═════ Extracted material ═════

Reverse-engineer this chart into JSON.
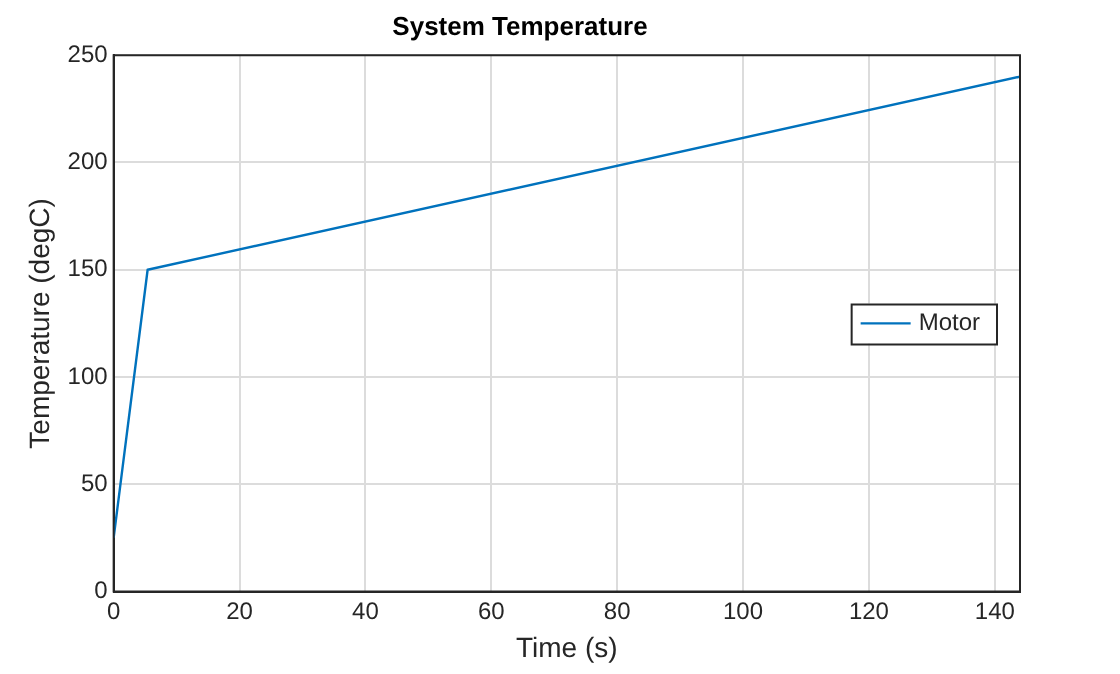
{
  "chart_data": {
    "type": "line",
    "title": "System Temperature",
    "xlabel": "Time (s)",
    "ylabel": "Temperature (degC)",
    "x": [
      0,
      5.4,
      144
    ],
    "series": [
      {
        "name": "Motor",
        "color": "#0072bd",
        "values": [
          25,
          150,
          240
        ]
      }
    ],
    "xlim": [
      0,
      144
    ],
    "xticks": [
      0,
      20,
      40,
      60,
      80,
      100,
      120,
      140
    ],
    "ylim": [
      0,
      250
    ],
    "yticks": [
      0,
      50,
      100,
      150,
      200,
      250
    ],
    "grid": true,
    "legend": "right",
    "marker": "none",
    "line_style": "solid"
  }
}
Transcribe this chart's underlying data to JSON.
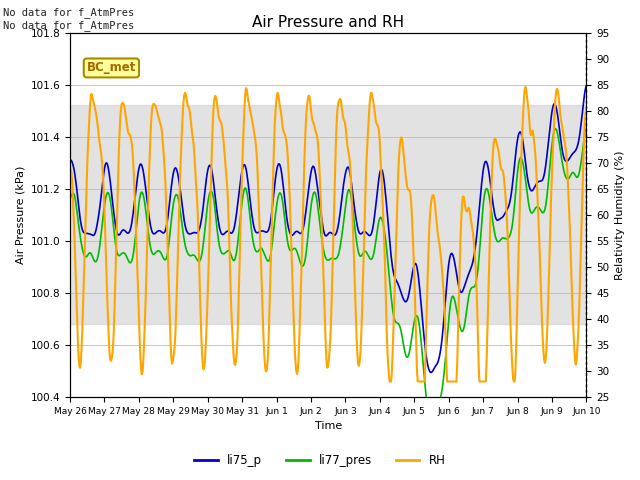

═════

_Exercise description_: The entries above should be reproduced exactly, without their pictures.

_Response_:
Reverse-engineer this chart into JSON.
{
  "chart_data": {
    "type": "line",
    "title": "System Temperature",
    "xlabel": "Time (s)",
    "ylabel": "Temperature (degC)",
    "x": [
      0,
      5.4,
      144
    ],
    "series": [
      {
        "name": "Motor",
        "color": "#0072bd",
        "values": [
          25,
          150,
          240
        ]
      }
    ],
    "xlim": [
      0,
      144
    ],
    "xticks": [
      0,
      20,
      40,
      60,
      80,
      100,
      120,
      140
    ],
    "ylim": [
      0,
      250
    ],
    "yticks": [
      0,
      50,
      100,
      150,
      200,
      250
    ],
    "grid": true,
    "legend": "right",
    "marker": "none",
    "line_style": "solid"
  }
}
Transcribe this chart's underlying data to JSON.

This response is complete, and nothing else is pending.